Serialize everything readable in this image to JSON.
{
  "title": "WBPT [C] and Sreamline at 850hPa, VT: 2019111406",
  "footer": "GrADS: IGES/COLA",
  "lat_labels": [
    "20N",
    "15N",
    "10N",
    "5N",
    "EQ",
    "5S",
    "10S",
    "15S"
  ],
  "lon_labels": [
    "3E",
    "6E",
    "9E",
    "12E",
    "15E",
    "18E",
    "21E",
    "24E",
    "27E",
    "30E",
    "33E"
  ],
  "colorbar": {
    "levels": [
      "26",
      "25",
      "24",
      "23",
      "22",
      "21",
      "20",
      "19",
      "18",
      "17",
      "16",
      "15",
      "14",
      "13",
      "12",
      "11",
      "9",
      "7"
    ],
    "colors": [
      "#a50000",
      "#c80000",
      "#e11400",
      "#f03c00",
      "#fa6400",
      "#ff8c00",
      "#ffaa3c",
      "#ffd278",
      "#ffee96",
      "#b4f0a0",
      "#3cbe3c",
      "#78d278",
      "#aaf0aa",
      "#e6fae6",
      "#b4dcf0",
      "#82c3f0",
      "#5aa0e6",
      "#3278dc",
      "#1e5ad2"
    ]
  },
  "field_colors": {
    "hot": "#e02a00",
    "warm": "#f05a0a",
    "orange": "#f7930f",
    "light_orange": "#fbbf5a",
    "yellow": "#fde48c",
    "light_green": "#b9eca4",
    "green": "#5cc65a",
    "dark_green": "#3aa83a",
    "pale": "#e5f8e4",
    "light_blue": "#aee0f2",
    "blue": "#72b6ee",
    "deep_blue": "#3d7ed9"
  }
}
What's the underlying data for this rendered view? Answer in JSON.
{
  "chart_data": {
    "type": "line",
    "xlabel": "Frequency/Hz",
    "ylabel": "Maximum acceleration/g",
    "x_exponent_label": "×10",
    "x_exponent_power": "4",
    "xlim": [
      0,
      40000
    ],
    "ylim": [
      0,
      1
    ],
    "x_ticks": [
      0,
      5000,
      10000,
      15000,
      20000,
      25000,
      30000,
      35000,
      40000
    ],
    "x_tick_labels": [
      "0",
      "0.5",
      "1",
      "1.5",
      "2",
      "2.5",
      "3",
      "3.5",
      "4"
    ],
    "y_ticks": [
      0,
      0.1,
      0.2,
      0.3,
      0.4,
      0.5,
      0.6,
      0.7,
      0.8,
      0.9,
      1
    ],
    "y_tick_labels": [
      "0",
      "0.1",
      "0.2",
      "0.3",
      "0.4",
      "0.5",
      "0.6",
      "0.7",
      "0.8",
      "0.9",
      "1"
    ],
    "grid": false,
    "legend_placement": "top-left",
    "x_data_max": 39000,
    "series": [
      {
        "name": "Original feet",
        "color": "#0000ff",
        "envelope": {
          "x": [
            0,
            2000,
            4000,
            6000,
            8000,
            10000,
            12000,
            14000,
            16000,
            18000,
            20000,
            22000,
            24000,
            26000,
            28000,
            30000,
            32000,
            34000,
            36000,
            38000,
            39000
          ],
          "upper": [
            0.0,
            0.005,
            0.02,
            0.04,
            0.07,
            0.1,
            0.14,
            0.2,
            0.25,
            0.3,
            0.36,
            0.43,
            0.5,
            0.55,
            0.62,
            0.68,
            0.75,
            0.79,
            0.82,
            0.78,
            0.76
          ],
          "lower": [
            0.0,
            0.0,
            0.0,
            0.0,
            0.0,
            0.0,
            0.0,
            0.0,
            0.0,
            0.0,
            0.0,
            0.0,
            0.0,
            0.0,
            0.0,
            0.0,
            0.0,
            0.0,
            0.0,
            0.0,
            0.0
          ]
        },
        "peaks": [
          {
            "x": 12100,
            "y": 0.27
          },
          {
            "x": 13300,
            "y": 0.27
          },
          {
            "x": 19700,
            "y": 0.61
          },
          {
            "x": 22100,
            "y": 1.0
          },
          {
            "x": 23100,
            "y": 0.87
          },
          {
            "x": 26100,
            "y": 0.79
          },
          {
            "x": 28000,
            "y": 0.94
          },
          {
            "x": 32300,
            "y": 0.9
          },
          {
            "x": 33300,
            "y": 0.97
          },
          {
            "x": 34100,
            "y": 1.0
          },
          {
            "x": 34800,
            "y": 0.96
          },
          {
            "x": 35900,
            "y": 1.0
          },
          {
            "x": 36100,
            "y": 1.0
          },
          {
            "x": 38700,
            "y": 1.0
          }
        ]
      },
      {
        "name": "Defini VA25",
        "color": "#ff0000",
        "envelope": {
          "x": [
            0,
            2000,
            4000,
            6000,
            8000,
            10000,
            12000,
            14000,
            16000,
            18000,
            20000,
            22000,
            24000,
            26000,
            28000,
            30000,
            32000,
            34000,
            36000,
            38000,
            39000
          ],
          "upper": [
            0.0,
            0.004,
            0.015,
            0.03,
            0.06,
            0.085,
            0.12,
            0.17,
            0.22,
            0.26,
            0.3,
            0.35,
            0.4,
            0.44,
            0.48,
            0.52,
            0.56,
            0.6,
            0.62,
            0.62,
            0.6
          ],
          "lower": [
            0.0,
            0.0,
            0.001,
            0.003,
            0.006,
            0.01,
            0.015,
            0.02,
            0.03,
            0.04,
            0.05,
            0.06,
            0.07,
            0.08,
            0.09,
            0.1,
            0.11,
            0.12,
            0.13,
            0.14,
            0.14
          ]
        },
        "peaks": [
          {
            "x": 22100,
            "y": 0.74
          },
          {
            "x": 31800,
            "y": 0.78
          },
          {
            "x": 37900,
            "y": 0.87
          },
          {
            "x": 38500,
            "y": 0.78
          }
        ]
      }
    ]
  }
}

- [Request]: Go through the records above and set each one down exactly, please.

- [The solution]:
Serialize everything readable in this image to JSON.
{
  "title": "WBPT [C] and Sreamline at 850hPa, VT: 2019111406",
  "footer": "GrADS: IGES/COLA",
  "lat_labels": [
    "20N",
    "15N",
    "10N",
    "5N",
    "EQ",
    "5S",
    "10S",
    "15S"
  ],
  "lon_labels": [
    "3E",
    "6E",
    "9E",
    "12E",
    "15E",
    "18E",
    "21E",
    "24E",
    "27E",
    "30E",
    "33E"
  ],
  "colorbar": {
    "levels": [
      "26",
      "25",
      "24",
      "23",
      "22",
      "21",
      "20",
      "19",
      "18",
      "17",
      "16",
      "15",
      "14",
      "13",
      "12",
      "11",
      "9",
      "7"
    ],
    "colors": [
      "#a50000",
      "#c80000",
      "#e11400",
      "#f03c00",
      "#fa6400",
      "#ff8c00",
      "#ffaa3c",
      "#ffd278",
      "#ffee96",
      "#b4f0a0",
      "#3cbe3c",
      "#78d278",
      "#aaf0aa",
      "#e6fae6",
      "#b4dcf0",
      "#82c3f0",
      "#5aa0e6",
      "#3278dc",
      "#1e5ad2"
    ]
  },
  "field_colors": {
    "hot": "#e02a00",
    "warm": "#f05a0a",
    "orange": "#f7930f",
    "light_orange": "#fbbf5a",
    "yellow": "#fde48c",
    "light_green": "#b9eca4",
    "green": "#5cc65a",
    "dark_green": "#3aa83a",
    "pale": "#e5f8e4",
    "light_blue": "#aee0f2",
    "blue": "#72b6ee",
    "deep_blue": "#3d7ed9"
  }
}
What's the underlying data for this rendered view? Answer in JSON.
{
  "chart_data": {
    "type": "line",
    "xlabel": "Frequency/Hz",
    "ylabel": "Maximum acceleration/g",
    "x_exponent_label": "×10",
    "x_exponent_power": "4",
    "xlim": [
      0,
      40000
    ],
    "ylim": [
      0,
      1
    ],
    "x_ticks": [
      0,
      5000,
      10000,
      15000,
      20000,
      25000,
      30000,
      35000,
      40000
    ],
    "x_tick_labels": [
      "0",
      "0.5",
      "1",
      "1.5",
      "2",
      "2.5",
      "3",
      "3.5",
      "4"
    ],
    "y_ticks": [
      0,
      0.1,
      0.2,
      0.3,
      0.4,
      0.5,
      0.6,
      0.7,
      0.8,
      0.9,
      1
    ],
    "y_tick_labels": [
      "0",
      "0.1",
      "0.2",
      "0.3",
      "0.4",
      "0.5",
      "0.6",
      "0.7",
      "0.8",
      "0.9",
      "1"
    ],
    "grid": false,
    "legend_placement": "top-left",
    "x_data_max": 39000,
    "series": [
      {
        "name": "Original feet",
        "color": "#0000ff",
        "envelope": {
          "x": [
            0,
            2000,
            4000,
            6000,
            8000,
            10000,
            12000,
            14000,
            16000,
            18000,
            20000,
            22000,
            24000,
            26000,
            28000,
            30000,
            32000,
            34000,
            36000,
            38000,
            39000
          ],
          "upper": [
            0.0,
            0.005,
            0.02,
            0.04,
            0.07,
            0.1,
            0.14,
            0.2,
            0.25,
            0.3,
            0.36,
            0.43,
            0.5,
            0.55,
            0.62,
            0.68,
            0.75,
            0.79,
            0.82,
            0.78,
            0.76
          ],
          "lower": [
            0.0,
            0.0,
            0.0,
            0.0,
            0.0,
            0.0,
            0.0,
            0.0,
            0.0,
            0.0,
            0.0,
            0.0,
            0.0,
            0.0,
            0.0,
            0.0,
            0.0,
            0.0,
            0.0,
            0.0,
            0.0
          ]
        },
        "peaks": [
          {
            "x": 12100,
            "y": 0.27
          },
          {
            "x": 13300,
            "y": 0.27
          },
          {
            "x": 19700,
            "y": 0.61
          },
          {
            "x": 22100,
            "y": 1.0
          },
          {
            "x": 23100,
            "y": 0.87
          },
          {
            "x": 26100,
            "y": 0.79
          },
          {
            "x": 28000,
            "y": 0.94
          },
          {
            "x": 32300,
            "y": 0.9
          },
          {
            "x": 33300,
            "y": 0.97
          },
          {
            "x": 34100,
            "y": 1.0
          },
          {
            "x": 34800,
            "y": 0.96
          },
          {
            "x": 35900,
            "y": 1.0
          },
          {
            "x": 36100,
            "y": 1.0
          },
          {
            "x": 38700,
            "y": 1.0
          }
        ]
      },
      {
        "name": "Defini VA25",
        "color": "#ff0000",
        "envelope": {
          "x": [
            0,
            2000,
            4000,
            6000,
            8000,
            10000,
            12000,
            14000,
            16000,
            18000,
            20000,
            22000,
            24000,
            26000,
            28000,
            30000,
            32000,
            34000,
            36000,
            38000,
            39000
          ],
          "upper": [
            0.0,
            0.004,
            0.015,
            0.03,
            0.06,
            0.085,
            0.12,
            0.17,
            0.22,
            0.26,
            0.3,
            0.35,
            0.4,
            0.44,
            0.48,
            0.52,
            0.56,
            0.6,
            0.62,
            0.62,
            0.6
          ],
          "lower": [
            0.0,
            0.0,
            0.001,
            0.003,
            0.006,
            0.01,
            0.015,
            0.02,
            0.03,
            0.04,
            0.05,
            0.06,
            0.07,
            0.08,
            0.09,
            0.1,
            0.11,
            0.12,
            0.13,
            0.14,
            0.14
          ]
        },
        "peaks": [
          {
            "x": 22100,
            "y": 0.74
          },
          {
            "x": 31800,
            "y": 0.78
          },
          {
            "x": 37900,
            "y": 0.87
          },
          {
            "x": 38500,
            "y": 0.78
          }
        ]
      }
    ]
  }
}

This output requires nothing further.